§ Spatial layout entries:
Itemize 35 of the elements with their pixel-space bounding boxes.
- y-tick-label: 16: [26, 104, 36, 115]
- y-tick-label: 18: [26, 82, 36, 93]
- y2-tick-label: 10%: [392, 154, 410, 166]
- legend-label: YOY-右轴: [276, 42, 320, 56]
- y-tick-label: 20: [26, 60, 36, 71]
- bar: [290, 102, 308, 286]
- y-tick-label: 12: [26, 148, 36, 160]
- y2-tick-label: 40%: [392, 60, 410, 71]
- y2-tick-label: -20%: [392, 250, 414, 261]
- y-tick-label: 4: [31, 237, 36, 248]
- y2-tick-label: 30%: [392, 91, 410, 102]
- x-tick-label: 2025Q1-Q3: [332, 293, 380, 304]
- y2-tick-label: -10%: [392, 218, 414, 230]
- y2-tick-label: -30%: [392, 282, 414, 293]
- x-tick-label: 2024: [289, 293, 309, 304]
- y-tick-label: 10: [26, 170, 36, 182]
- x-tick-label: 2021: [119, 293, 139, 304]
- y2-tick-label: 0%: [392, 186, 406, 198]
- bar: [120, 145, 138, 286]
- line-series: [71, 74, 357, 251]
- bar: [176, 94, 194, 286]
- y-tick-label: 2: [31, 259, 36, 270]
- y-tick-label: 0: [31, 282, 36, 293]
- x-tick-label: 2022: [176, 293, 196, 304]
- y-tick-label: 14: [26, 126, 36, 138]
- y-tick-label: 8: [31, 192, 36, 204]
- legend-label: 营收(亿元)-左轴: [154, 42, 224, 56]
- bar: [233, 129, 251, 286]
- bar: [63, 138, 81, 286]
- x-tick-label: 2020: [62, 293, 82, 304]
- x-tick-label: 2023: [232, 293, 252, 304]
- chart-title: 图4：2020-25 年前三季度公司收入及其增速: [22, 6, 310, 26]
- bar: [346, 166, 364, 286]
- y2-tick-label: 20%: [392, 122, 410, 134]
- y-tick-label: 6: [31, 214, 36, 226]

§ Given exercise:
Change every "bar" in the records above to "column" and give all the lines again with nothing else altered.

§ Solved exercise:
Itemize 35 of the elements with their pixel-space bounding boxes.
- y-tick-label: 16: [26, 104, 36, 115]
- y-tick-label: 18: [26, 82, 36, 93]
- y2-tick-label: 10%: [392, 154, 410, 166]
- legend-label: YOY-右轴: [276, 42, 320, 56]
- y-tick-label: 20: [26, 60, 36, 71]
- column: [290, 102, 308, 286]
- y-tick-label: 12: [26, 148, 36, 160]
- y2-tick-label: 40%: [392, 60, 410, 71]
- y2-tick-label: -20%: [392, 250, 414, 261]
- y-tick-label: 4: [31, 237, 36, 248]
- y2-tick-label: 30%: [392, 91, 410, 102]
- x-tick-label: 2025Q1-Q3: [332, 293, 380, 304]
- y2-tick-label: -10%: [392, 218, 414, 230]
- y2-tick-label: -30%: [392, 282, 414, 293]
- x-tick-label: 2024: [289, 293, 309, 304]
- y-tick-label: 10: [26, 170, 36, 182]
- x-tick-label: 2021: [119, 293, 139, 304]
- y2-tick-label: 0%: [392, 186, 406, 198]
- column: [120, 145, 138, 286]
- line-series: [71, 74, 357, 251]
- column: [176, 94, 194, 286]
- y-tick-label: 2: [31, 259, 36, 270]
- y-tick-label: 0: [31, 282, 36, 293]
- x-tick-label: 2022: [176, 293, 196, 304]
- y-tick-label: 14: [26, 126, 36, 138]
- y-tick-label: 8: [31, 192, 36, 204]
- legend-label: 营收(亿元)-左轴: [154, 42, 224, 56]
- column: [233, 129, 251, 286]
- column: [63, 138, 81, 286]
- x-tick-label: 2020: [62, 293, 82, 304]
- x-tick-label: 2023: [232, 293, 252, 304]
- chart-title: 图4：2020-25 年前三季度公司收入及其增速: [22, 6, 310, 26]
- column: [346, 166, 364, 286]
- y2-tick-label: 20%: [392, 122, 410, 134]
- y-tick-label: 6: [31, 214, 36, 226]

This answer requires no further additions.